## Task to complete
Transcribe all the records with complete accuracy.

## Supplied records
<<<<

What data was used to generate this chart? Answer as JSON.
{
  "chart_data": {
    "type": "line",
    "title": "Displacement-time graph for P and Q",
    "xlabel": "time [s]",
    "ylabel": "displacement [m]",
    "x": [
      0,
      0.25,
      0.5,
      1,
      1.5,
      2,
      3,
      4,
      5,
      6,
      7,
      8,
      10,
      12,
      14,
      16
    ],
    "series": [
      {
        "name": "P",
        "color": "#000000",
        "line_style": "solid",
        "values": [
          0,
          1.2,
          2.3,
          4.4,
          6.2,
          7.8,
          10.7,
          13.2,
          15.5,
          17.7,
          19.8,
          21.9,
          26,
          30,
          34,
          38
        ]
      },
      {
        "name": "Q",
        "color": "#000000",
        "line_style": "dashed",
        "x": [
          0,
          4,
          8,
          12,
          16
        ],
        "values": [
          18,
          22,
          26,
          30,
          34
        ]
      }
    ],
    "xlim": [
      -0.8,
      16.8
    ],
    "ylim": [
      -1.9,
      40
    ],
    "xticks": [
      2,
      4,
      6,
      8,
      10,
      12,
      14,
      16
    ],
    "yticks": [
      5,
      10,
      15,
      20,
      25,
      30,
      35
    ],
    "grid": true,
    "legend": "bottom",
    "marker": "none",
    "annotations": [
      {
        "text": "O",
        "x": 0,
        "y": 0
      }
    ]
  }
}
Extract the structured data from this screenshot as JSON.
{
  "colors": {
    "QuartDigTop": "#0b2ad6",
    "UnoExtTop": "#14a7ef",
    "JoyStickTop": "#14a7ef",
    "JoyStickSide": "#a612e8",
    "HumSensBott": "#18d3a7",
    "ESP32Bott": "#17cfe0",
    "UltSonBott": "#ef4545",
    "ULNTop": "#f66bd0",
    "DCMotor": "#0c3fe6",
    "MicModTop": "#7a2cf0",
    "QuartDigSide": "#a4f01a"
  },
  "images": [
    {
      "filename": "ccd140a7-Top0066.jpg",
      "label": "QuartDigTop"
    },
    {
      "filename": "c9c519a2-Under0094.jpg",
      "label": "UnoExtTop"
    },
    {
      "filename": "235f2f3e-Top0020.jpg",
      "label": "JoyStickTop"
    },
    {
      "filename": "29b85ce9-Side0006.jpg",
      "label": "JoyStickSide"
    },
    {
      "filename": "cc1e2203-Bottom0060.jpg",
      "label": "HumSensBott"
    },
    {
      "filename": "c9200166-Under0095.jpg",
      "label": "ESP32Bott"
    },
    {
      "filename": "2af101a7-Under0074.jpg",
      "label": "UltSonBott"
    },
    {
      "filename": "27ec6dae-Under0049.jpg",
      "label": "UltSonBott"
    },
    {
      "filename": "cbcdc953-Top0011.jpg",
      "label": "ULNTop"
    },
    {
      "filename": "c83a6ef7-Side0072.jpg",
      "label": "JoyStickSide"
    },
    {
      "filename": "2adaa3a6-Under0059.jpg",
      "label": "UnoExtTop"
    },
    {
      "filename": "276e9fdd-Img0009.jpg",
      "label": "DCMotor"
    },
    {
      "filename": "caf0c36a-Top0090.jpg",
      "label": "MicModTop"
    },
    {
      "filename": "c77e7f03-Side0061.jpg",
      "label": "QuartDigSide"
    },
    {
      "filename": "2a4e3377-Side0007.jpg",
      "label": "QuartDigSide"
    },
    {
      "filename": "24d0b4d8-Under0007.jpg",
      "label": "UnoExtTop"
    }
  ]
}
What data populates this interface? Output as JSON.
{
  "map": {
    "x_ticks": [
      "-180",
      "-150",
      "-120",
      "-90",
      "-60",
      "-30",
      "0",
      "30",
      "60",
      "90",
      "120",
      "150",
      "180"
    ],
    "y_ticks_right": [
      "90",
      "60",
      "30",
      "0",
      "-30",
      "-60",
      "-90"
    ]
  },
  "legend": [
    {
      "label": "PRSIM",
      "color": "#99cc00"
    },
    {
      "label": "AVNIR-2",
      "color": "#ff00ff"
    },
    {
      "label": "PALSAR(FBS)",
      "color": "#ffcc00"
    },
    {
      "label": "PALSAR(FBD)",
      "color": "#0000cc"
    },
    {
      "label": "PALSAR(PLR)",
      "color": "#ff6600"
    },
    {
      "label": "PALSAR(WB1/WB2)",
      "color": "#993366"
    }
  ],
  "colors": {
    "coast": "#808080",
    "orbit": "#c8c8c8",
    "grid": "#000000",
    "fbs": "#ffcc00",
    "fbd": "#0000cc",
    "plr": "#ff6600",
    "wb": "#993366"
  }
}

>>>>

## Reply
What data was used to generate this chart? Answer as JSON.
{
  "chart_data": {
    "type": "line",
    "title": "Displacement-time graph for P and Q",
    "xlabel": "time [s]",
    "ylabel": "displacement [m]",
    "x": [
      0,
      0.25,
      0.5,
      1,
      1.5,
      2,
      3,
      4,
      5,
      6,
      7,
      8,
      10,
      12,
      14,
      16
    ],
    "series": [
      {
        "name": "P",
        "color": "#000000",
        "line_style": "solid",
        "values": [
          0,
          1.2,
          2.3,
          4.4,
          6.2,
          7.8,
          10.7,
          13.2,
          15.5,
          17.7,
          19.8,
          21.9,
          26,
          30,
          34,
          38
        ]
      },
      {
        "name": "Q",
        "color": "#000000",
        "line_style": "dashed",
        "x": [
          0,
          4,
          8,
          12,
          16
        ],
        "values": [
          18,
          22,
          26,
          30,
          34
        ]
      }
    ],
    "xlim": [
      -0.8,
      16.8
    ],
    "ylim": [
      -1.9,
      40
    ],
    "xticks": [
      2,
      4,
      6,
      8,
      10,
      12,
      14,
      16
    ],
    "yticks": [
      5,
      10,
      15,
      20,
      25,
      30,
      35
    ],
    "grid": true,
    "legend": "bottom",
    "marker": "none",
    "annotations": [
      {
        "text": "O",
        "x": 0,
        "y": 0
      }
    ]
  }
}
Extract the structured data from this screenshot as JSON.
{
  "colors": {
    "QuartDigTop": "#0b2ad6",
    "UnoExtTop": "#14a7ef",
    "JoyStickTop": "#14a7ef",
    "JoyStickSide": "#a612e8",
    "HumSensBott": "#18d3a7",
    "ESP32Bott": "#17cfe0",
    "UltSonBott": "#ef4545",
    "ULNTop": "#f66bd0",
    "DCMotor": "#0c3fe6",
    "MicModTop": "#7a2cf0",
    "QuartDigSide": "#a4f01a"
  },
  "images": [
    {
      "filename": "ccd140a7-Top0066.jpg",
      "label": "QuartDigTop"
    },
    {
      "filename": "c9c519a2-Under0094.jpg",
      "label": "UnoExtTop"
    },
    {
      "filename": "235f2f3e-Top0020.jpg",
      "label": "JoyStickTop"
    },
    {
      "filename": "29b85ce9-Side0006.jpg",
      "label": "JoyStickSide"
    },
    {
      "filename": "cc1e2203-Bottom0060.jpg",
      "label": "HumSensBott"
    },
    {
      "filename": "c9200166-Under0095.jpg",
      "label": "ESP32Bott"
    },
    {
      "filename": "2af101a7-Under0074.jpg",
      "label": "UltSonBott"
    },
    {
      "filename": "27ec6dae-Under0049.jpg",
      "label": "UltSonBott"
    },
    {
      "filename": "cbcdc953-Top0011.jpg",
      "label": "ULNTop"
    },
    {
      "filename": "c83a6ef7-Side0072.jpg",
      "label": "JoyStickSide"
    },
    {
      "filename": "2adaa3a6-Under0059.jpg",
      "label": "UnoExtTop"
    },
    {
      "filename": "276e9fdd-Img0009.jpg",
      "label": "DCMotor"
    },
    {
      "filename": "caf0c36a-Top0090.jpg",
      "label": "MicModTop"
    },
    {
      "filename": "c77e7f03-Side0061.jpg",
      "label": "QuartDigSide"
    },
    {
      "filename": "2a4e3377-Side0007.jpg",
      "label": "QuartDigSide"
    },
    {
      "filename": "24d0b4d8-Under0007.jpg",
      "label": "UnoExtTop"
    }
  ]
}
What data populates this interface? Output as JSON.
{
  "map": {
    "x_ticks": [
      "-180",
      "-150",
      "-120",
      "-90",
      "-60",
      "-30",
      "0",
      "30",
      "60",
      "90",
      "120",
      "150",
      "180"
    ],
    "y_ticks_right": [
      "90",
      "60",
      "30",
      "0",
      "-30",
      "-60",
      "-90"
    ]
  },
  "legend": [
    {
      "label": "PRSIM",
      "color": "#99cc00"
    },
    {
      "label": "AVNIR-2",
      "color": "#ff00ff"
    },
    {
      "label": "PALSAR(FBS)",
      "color": "#ffcc00"
    },
    {
      "label": "PALSAR(FBD)",
      "color": "#0000cc"
    },
    {
      "label": "PALSAR(PLR)",
      "color": "#ff6600"
    },
    {
      "label": "PALSAR(WB1/WB2)",
      "color": "#993366"
    }
  ],
  "colors": {
    "coast": "#808080",
    "orbit": "#c8c8c8",
    "grid": "#000000",
    "fbs": "#ffcc00",
    "fbd": "#0000cc",
    "plr": "#ff6600",
    "wb": "#993366"
  }
}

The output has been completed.